- **Selected extract**
* * * * * * * * *

Replication Pair Overview

Once a replication network is configured and tested, pairing a replication cluster is the next step. Creating a replication cluster pair is a prerequisite for setting up VMs for replication. The replication network and at least one datastore must be configured before the replication pair can be created.

By pairing cluster 1 with cluster 2, you are specifying that all VMs on cluster 1 that are explicitly set up for replication can replicate to cluster 2 and that all VMs on cluster 2 that are explicitly set up for replication can replicate to cluster 1.

By pairing datastore A on cluster 1 with datastore B on cluster 2, you are specifying that for any VM on cluster 1 that is set up for replication, if it has files in datastore A, those files will be replicated to datastore B on cluster 2. Similarly, for any VM on cluster 2 that is set up for replication, if it has files in datastore B, those files will be replicated to data-store A on cluster 1.

Pairing is strictly one to one. A cluster can be paired with no more than one other cluster. A datastore on a paired cluster can be paired with no more than one datastore on the other cluster.

Procedure for Creating Replication Pair

To create a replication pair, create a datastore on the local network and create a datastore on the remote network. Then follow these steps:

  • Step 1. From HX Connect, log in to either the local cluster or the remote cluster as a user with administrator privileges.

  • Step 2. Select the Replication page and then select Pair Cluster, which will bring up the Create New Replication Pair window. Figure 6-10 shows where to pair the new cluster for replication in HX Connect.

    FIGURE 6-10

    Figure 6-10 Replication Pair Cluster

  • Step 3. Enter a name for the replication pair on the Name tab, as shown in Figure 6-11, and click Next. The name, which cannot be changed, is set for both the local and remote clusters.

    FIGURE 6-11

    Figure 6-11 Replication Pair Name

  • Step 4. On the Remote Connection tab (see Figure 6-12), enter the following information:

    • Management IP or FQDN: The IP address or FQDN for the remote HX storage cluster

    • Username: The vCenter single sign-on or cluster-specific administrator username of the remote HX storage cluster

    • Password: The vCenter single sign-on or cluster-specific password of the remote HX storage cluster

    FIGURE 6-12

    Figure 6-12 Replication Remote Connection

    When you’re done with these entries, click Pair to pair with the replication remote cluster.

* * * * * * * * *

- **Entries shown**
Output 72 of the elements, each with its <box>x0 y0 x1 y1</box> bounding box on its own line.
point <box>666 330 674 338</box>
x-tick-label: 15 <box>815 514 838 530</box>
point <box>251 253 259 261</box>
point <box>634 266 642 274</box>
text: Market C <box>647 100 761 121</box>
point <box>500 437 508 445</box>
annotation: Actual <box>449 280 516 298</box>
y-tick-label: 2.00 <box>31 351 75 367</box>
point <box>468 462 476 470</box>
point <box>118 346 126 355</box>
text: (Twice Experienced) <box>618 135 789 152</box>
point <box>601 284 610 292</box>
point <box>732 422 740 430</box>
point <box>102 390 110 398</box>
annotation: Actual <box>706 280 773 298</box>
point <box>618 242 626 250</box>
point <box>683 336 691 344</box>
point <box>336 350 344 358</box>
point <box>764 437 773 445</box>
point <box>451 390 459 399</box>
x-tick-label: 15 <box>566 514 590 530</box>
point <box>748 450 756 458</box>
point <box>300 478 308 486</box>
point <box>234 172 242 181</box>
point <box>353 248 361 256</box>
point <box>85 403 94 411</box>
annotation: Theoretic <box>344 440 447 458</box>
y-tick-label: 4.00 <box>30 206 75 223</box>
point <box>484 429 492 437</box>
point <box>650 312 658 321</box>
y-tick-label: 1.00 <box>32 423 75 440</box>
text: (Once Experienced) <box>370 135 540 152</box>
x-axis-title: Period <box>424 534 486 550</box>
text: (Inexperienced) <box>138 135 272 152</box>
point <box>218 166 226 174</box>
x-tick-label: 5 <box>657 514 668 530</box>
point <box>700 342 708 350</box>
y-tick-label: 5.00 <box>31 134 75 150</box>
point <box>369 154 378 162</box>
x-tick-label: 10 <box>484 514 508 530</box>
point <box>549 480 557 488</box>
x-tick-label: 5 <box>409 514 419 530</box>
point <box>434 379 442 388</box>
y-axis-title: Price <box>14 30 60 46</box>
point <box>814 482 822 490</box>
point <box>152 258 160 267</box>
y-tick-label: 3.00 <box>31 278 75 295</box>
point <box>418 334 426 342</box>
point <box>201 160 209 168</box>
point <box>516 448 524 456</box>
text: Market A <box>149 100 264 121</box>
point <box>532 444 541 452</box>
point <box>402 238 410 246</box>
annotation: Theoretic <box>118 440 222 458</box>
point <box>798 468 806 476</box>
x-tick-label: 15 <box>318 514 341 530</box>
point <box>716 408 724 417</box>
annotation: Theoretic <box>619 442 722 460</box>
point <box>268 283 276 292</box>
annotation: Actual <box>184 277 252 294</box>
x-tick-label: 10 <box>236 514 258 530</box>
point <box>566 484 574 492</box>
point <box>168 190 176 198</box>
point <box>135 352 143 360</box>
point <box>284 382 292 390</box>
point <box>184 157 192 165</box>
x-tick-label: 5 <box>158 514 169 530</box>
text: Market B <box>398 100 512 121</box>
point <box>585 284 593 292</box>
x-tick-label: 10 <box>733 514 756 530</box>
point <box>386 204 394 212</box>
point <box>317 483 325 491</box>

* * * * * * * * *

- **Your objective**
Please answer these questions using the text on replication pairing above.
(a) What must be configured before a replication pair can be created?
(b) How many other clusters can a single cluster be paired with?
(c) On which tab are the remote cluster's management IP or FQDN, username, and password entered?

- **The solution**
(a) The replication network and at least one datastore.
(b) No more than one.
(c) The Remote Connection tab.